**To be done**. Word for word, quote all of the material, omitting the pictures.

(Data listing)
● ● ●

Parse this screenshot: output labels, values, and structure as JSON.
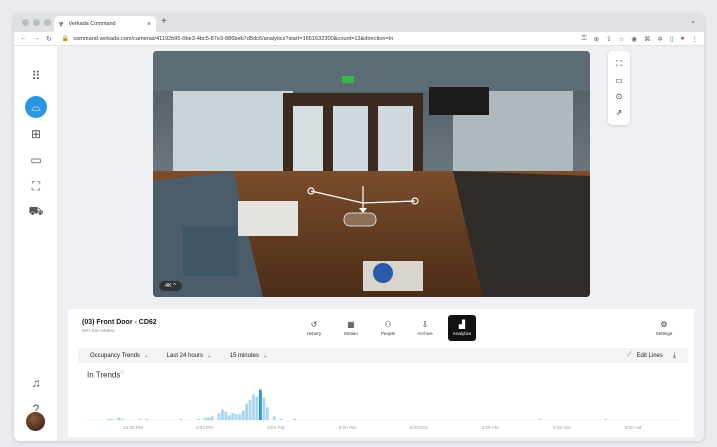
{
  "browser": {
    "tab_title": "Verkada Command",
    "tab_close": "×",
    "new_tab": "+",
    "url": "command.verkada.com/cameras/41192b95-0be3-4bc5-87e3-886beb7d5dc6/analytics?start=1651632300&count=13&direction=In"
  },
  "camera": {
    "title": "(03) Front Door - CD62",
    "site": "WH San Mateo",
    "quality_badge": "4K ^"
  },
  "modes": [
    {
      "label": "History",
      "icon": "↺"
    },
    {
      "label": "Motion",
      "icon": "▦"
    },
    {
      "label": "People",
      "icon": "⚇"
    },
    {
      "label": "Archive",
      "icon": "⇩"
    },
    {
      "label": "Analytics",
      "icon": "▟"
    }
  ],
  "settings": {
    "label": "Settings",
    "icon": "⚙"
  },
  "filters": {
    "trend_type": "Occupancy Trends",
    "time_range": "Last 24 hours",
    "interval": "15 minutes",
    "edit_lines": "Edit Lines"
  },
  "trend": {
    "title": "In Trends",
    "info": "ⓘ"
  },
  "colors": {
    "accent": "#2a96e0",
    "bar": "#a9d6f3",
    "bar_highlight": "#2a96e0"
  },
  "chart_data": {
    "type": "bar",
    "title": "In Trends",
    "x_tick_labels": [
      "12:00 PM",
      "3:00 PM",
      "6:00 PM",
      "9:00 PM",
      "5/4/2022",
      "3:00 AM",
      "6:00 AM",
      "9:00 AM"
    ],
    "values": [
      0,
      0,
      0,
      0,
      0,
      0,
      1,
      1,
      0,
      2,
      1,
      0,
      0,
      0,
      0,
      1,
      0,
      1,
      0,
      0,
      0,
      0,
      0,
      0,
      0,
      0,
      0,
      1,
      0,
      0,
      0,
      0,
      1,
      0,
      2,
      2,
      3,
      0,
      6,
      9,
      7,
      4,
      6,
      5,
      5,
      8,
      14,
      17,
      22,
      20,
      26,
      19,
      11,
      0,
      3,
      0,
      1,
      0,
      0,
      0,
      1,
      0,
      0,
      0,
      0,
      0,
      0,
      0,
      0,
      0,
      0,
      0,
      0,
      0,
      0,
      0,
      0,
      0,
      0,
      0,
      0,
      0,
      0,
      0,
      0,
      0,
      0,
      0,
      0,
      0,
      0,
      0,
      0,
      0,
      0,
      0,
      0,
      0,
      0,
      0,
      0,
      0,
      0,
      0,
      0,
      0,
      0,
      0,
      0,
      0,
      0,
      0,
      0,
      0,
      0,
      0,
      0,
      0,
      0,
      0,
      0,
      0,
      0,
      0,
      0,
      0,
      0,
      0,
      0,
      0,
      0,
      1,
      0,
      0,
      0,
      0,
      0,
      0,
      0,
      0,
      0,
      0,
      0,
      0,
      0,
      0,
      0,
      0,
      0,
      0,
      1,
      0,
      0,
      0,
      0,
      0,
      0,
      0,
      0,
      0,
      0,
      0,
      0,
      0,
      0,
      0,
      0,
      0,
      0,
      0,
      0,
      0
    ],
    "highlight_index": 50,
    "ylim": [
      0,
      30
    ]
  }
}
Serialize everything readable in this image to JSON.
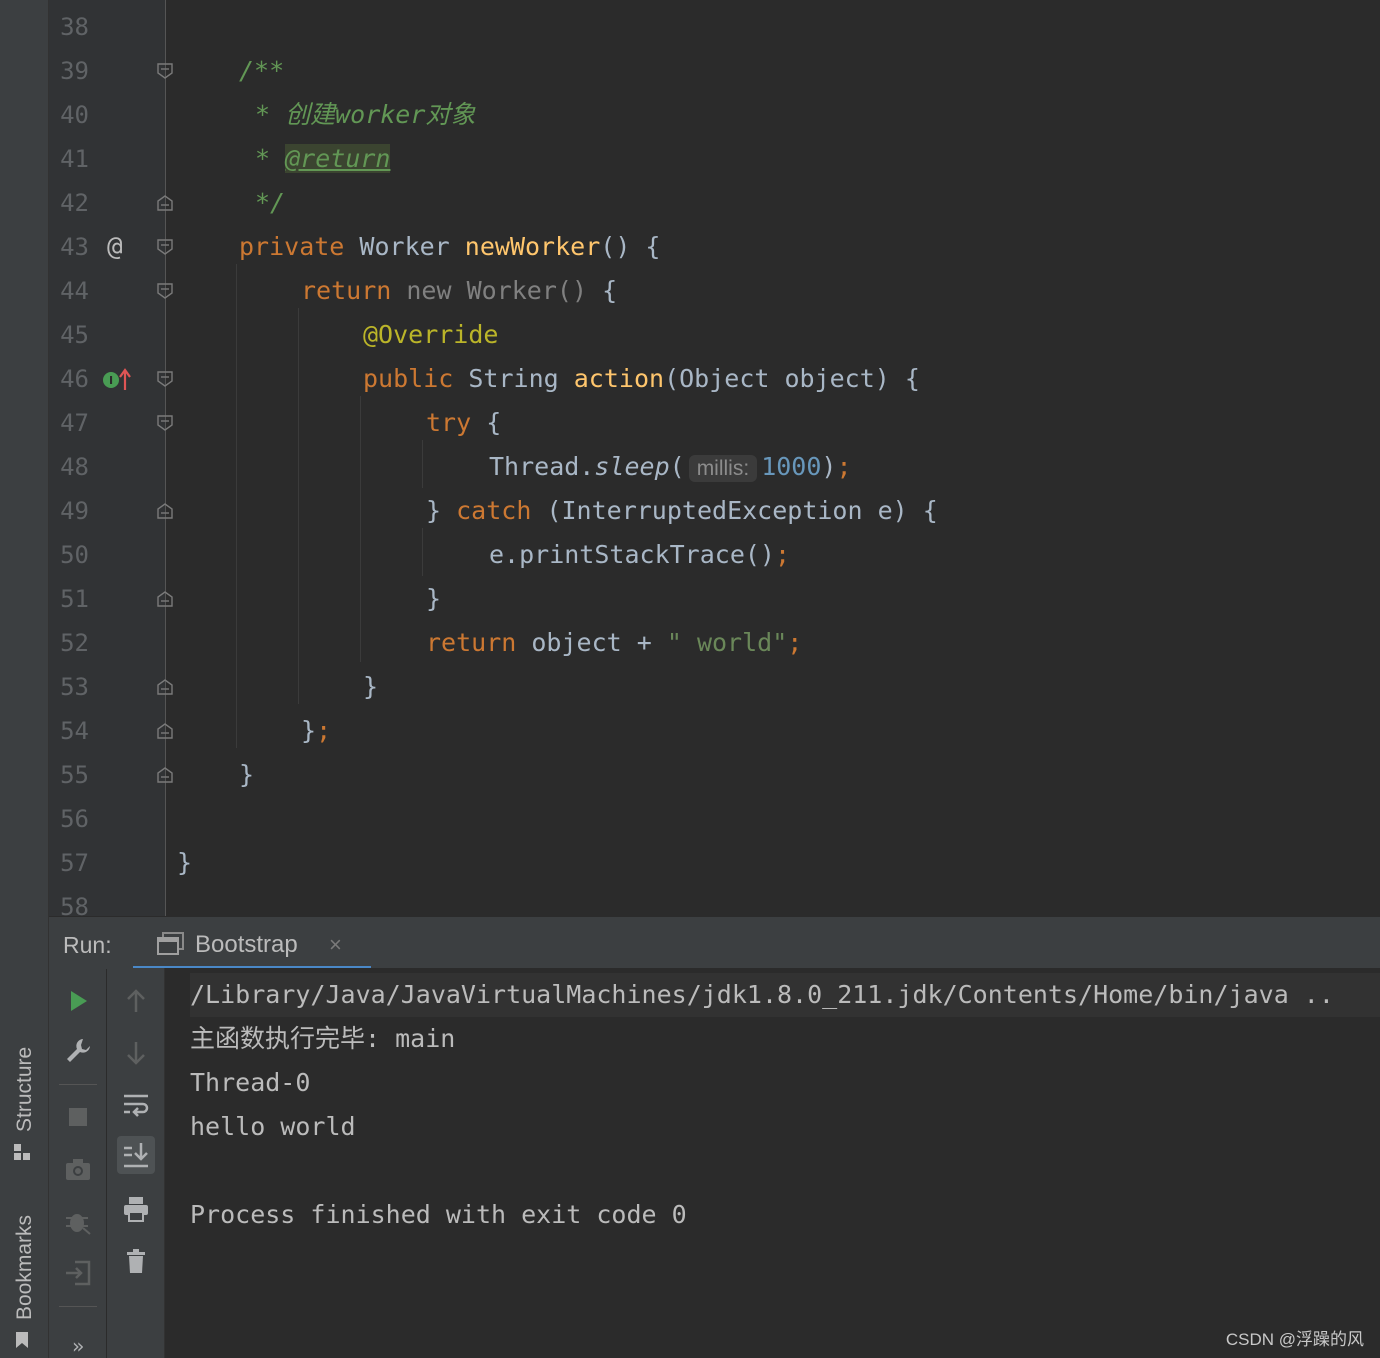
{
  "sidebar": {
    "tabs": [
      {
        "label": "Structure",
        "icon": "structure-icon"
      },
      {
        "label": "Bookmarks",
        "icon": "bookmark-icon"
      }
    ]
  },
  "editor": {
    "lines": [
      {
        "n": "38"
      },
      {
        "n": "39",
        "comment_open": "/**"
      },
      {
        "n": "40",
        "comment_text": "* 创建worker对象"
      },
      {
        "n": "41",
        "comment_star": "* ",
        "comment_tag": "@return"
      },
      {
        "n": "42",
        "comment_close": "*/"
      },
      {
        "n": "43",
        "marker": "@",
        "kw": "private",
        "type": "Worker",
        "method": "newWorker",
        "tail": "() {"
      },
      {
        "n": "44",
        "kw": "return",
        "anon_new": "new",
        "anon_type": "Worker()",
        "tail": "{"
      },
      {
        "n": "45",
        "annotation": "@Override"
      },
      {
        "n": "46",
        "kw": "public",
        "type": "String",
        "method": "action",
        "tail": "(Object object) {"
      },
      {
        "n": "47",
        "kw": "try",
        "tail": "{"
      },
      {
        "n": "48",
        "cls": "Thread.",
        "call": "sleep",
        "paren": "(",
        "hint": "millis:",
        "num": "1000",
        "close": ")",
        "semi": ";"
      },
      {
        "n": "49",
        "pre": "}",
        "kw": "catch",
        "tail": "(InterruptedException e) {"
      },
      {
        "n": "50",
        "text": "e.printStackTrace()",
        "semi": ";"
      },
      {
        "n": "51",
        "text": "}"
      },
      {
        "n": "52",
        "kw": "return",
        "text": "object + ",
        "str": "\" world\"",
        "semi": ";"
      },
      {
        "n": "53",
        "text": "}"
      },
      {
        "n": "54",
        "text": "}",
        "semi": ";"
      },
      {
        "n": "55",
        "text": "}"
      },
      {
        "n": "56"
      },
      {
        "n": "57",
        "text": "}"
      },
      {
        "n": "58"
      }
    ]
  },
  "run_panel": {
    "label": "Run:",
    "tab": {
      "label": "Bootstrap",
      "icon": "console-window-icon",
      "close": "×"
    },
    "console": [
      "/Library/Java/JavaVirtualMachines/jdk1.8.0_211.jdk/Contents/Home/bin/java ..",
      "主函数执行完毕: main",
      "Thread-0",
      "hello world",
      "",
      "Process finished with exit code 0"
    ],
    "more": "»"
  },
  "watermark": "CSDN @浮躁的风",
  "colors": {
    "background": "#2b2b2b",
    "keyword": "#cc7832",
    "method": "#ffc66d",
    "comment": "#629755",
    "number": "#6897bb",
    "string": "#6a8759",
    "accent": "#4a88c7"
  }
}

● ● ●

**Exercise output**.
Parse this screenshot: output labels, values, and structure as JSON.
{
  "browser": {
    "tab_title": "Verkada Command",
    "tab_close": "×",
    "new_tab": "+",
    "url": "command.verkada.com/cameras/41192b95-0be3-4bc5-87e3-886beb7d5dc6/analytics?start=1651632300&count=13&direction=In"
  },
  "camera": {
    "title": "(03) Front Door - CD62",
    "site": "WH San Mateo",
    "quality_badge": "4K ^"
  },
  "modes": [
    {
      "label": "History",
      "icon": "↺"
    },
    {
      "label": "Motion",
      "icon": "▦"
    },
    {
      "label": "People",
      "icon": "⚇"
    },
    {
      "label": "Archive",
      "icon": "⇩"
    },
    {
      "label": "Analytics",
      "icon": "▟"
    }
  ],
  "settings": {
    "label": "Settings",
    "icon": "⚙"
  },
  "filters": {
    "trend_type": "Occupancy Trends",
    "time_range": "Last 24 hours",
    "interval": "15 minutes",
    "edit_lines": "Edit Lines"
  },
  "trend": {
    "title": "In Trends",
    "info": "ⓘ"
  },
  "colors": {
    "accent": "#2a96e0",
    "bar": "#a9d6f3",
    "bar_highlight": "#2a96e0"
  },
  "chart_data": {
    "type": "bar",
    "title": "In Trends",
    "x_tick_labels": [
      "12:00 PM",
      "3:00 PM",
      "6:00 PM",
      "9:00 PM",
      "5/4/2022",
      "3:00 AM",
      "6:00 AM",
      "9:00 AM"
    ],
    "values": [
      0,
      0,
      0,
      0,
      0,
      0,
      1,
      1,
      0,
      2,
      1,
      0,
      0,
      0,
      0,
      1,
      0,
      1,
      0,
      0,
      0,
      0,
      0,
      0,
      0,
      0,
      0,
      1,
      0,
      0,
      0,
      0,
      1,
      0,
      2,
      2,
      3,
      0,
      6,
      9,
      7,
      4,
      6,
      5,
      5,
      8,
      14,
      17,
      22,
      20,
      26,
      19,
      11,
      0,
      3,
      0,
      1,
      0,
      0,
      0,
      1,
      0,
      0,
      0,
      0,
      0,
      0,
      0,
      0,
      0,
      0,
      0,
      0,
      0,
      0,
      0,
      0,
      0,
      0,
      0,
      0,
      0,
      0,
      0,
      0,
      0,
      0,
      0,
      0,
      0,
      0,
      0,
      0,
      0,
      0,
      0,
      0,
      0,
      0,
      0,
      0,
      0,
      0,
      0,
      0,
      0,
      0,
      0,
      0,
      0,
      0,
      0,
      0,
      0,
      0,
      0,
      0,
      0,
      0,
      0,
      0,
      0,
      0,
      0,
      0,
      0,
      0,
      0,
      0,
      0,
      0,
      1,
      0,
      0,
      0,
      0,
      0,
      0,
      0,
      0,
      0,
      0,
      0,
      0,
      0,
      0,
      0,
      0,
      0,
      0,
      1,
      0,
      0,
      0,
      0,
      0,
      0,
      0,
      0,
      0,
      0,
      0,
      0,
      0,
      0,
      0,
      0,
      0,
      0,
      0,
      0,
      0
    ],
    "highlight_index": 50,
    "ylim": [
      0,
      30
    ]
  }
}
Serialize everything readable in this image to JSON.
{
  "sidebar": {
    "tabs": [
      {
        "label": "Structure",
        "icon": "structure-icon"
      },
      {
        "label": "Bookmarks",
        "icon": "bookmark-icon"
      }
    ]
  },
  "editor": {
    "lines": [
      {
        "n": "38"
      },
      {
        "n": "39",
        "comment_open": "/**"
      },
      {
        "n": "40",
        "comment_text": "* 创建worker对象"
      },
      {
        "n": "41",
        "comment_star": "* ",
        "comment_tag": "@return"
      },
      {
        "n": "42",
        "comment_close": "*/"
      },
      {
        "n": "43",
        "marker": "@",
        "kw": "private",
        "type": "Worker",
        "method": "newWorker",
        "tail": "() {"
      },
      {
        "n": "44",
        "kw": "return",
        "anon_new": "new",
        "anon_type": "Worker()",
        "tail": "{"
      },
      {
        "n": "45",
        "annotation": "@Override"
      },
      {
        "n": "46",
        "kw": "public",
        "type": "String",
        "method": "action",
        "tail": "(Object object) {"
      },
      {
        "n": "47",
        "kw": "try",
        "tail": "{"
      },
      {
        "n": "48",
        "cls": "Thread.",
        "call": "sleep",
        "paren": "(",
        "hint": "millis:",
        "num": "1000",
        "close": ")",
        "semi": ";"
      },
      {
        "n": "49",
        "pre": "}",
        "kw": "catch",
        "tail": "(InterruptedException e) {"
      },
      {
        "n": "50",
        "text": "e.printStackTrace()",
        "semi": ";"
      },
      {
        "n": "51",
        "text": "}"
      },
      {
        "n": "52",
        "kw": "return",
        "text": "object + ",
        "str": "\" world\"",
        "semi": ";"
      },
      {
        "n": "53",
        "text": "}"
      },
      {
        "n": "54",
        "text": "}",
        "semi": ";"
      },
      {
        "n": "55",
        "text": "}"
      },
      {
        "n": "56"
      },
      {
        "n": "57",
        "text": "}"
      },
      {
        "n": "58"
      }
    ]
  },
  "run_panel": {
    "label": "Run:",
    "tab": {
      "label": "Bootstrap",
      "icon": "console-window-icon",
      "close": "×"
    },
    "console": [
      "/Library/Java/JavaVirtualMachines/jdk1.8.0_211.jdk/Contents/Home/bin/java ..",
      "主函数执行完毕: main",
      "Thread-0",
      "hello world",
      "",
      "Process finished with exit code 0"
    ],
    "more": "»"
  },
  "watermark": "CSDN @浮躁的风",
  "colors": {
    "background": "#2b2b2b",
    "keyword": "#cc7832",
    "method": "#ffc66d",
    "comment": "#629755",
    "number": "#6897bb",
    "string": "#6a8759",
    "accent": "#4a88c7"
  }
}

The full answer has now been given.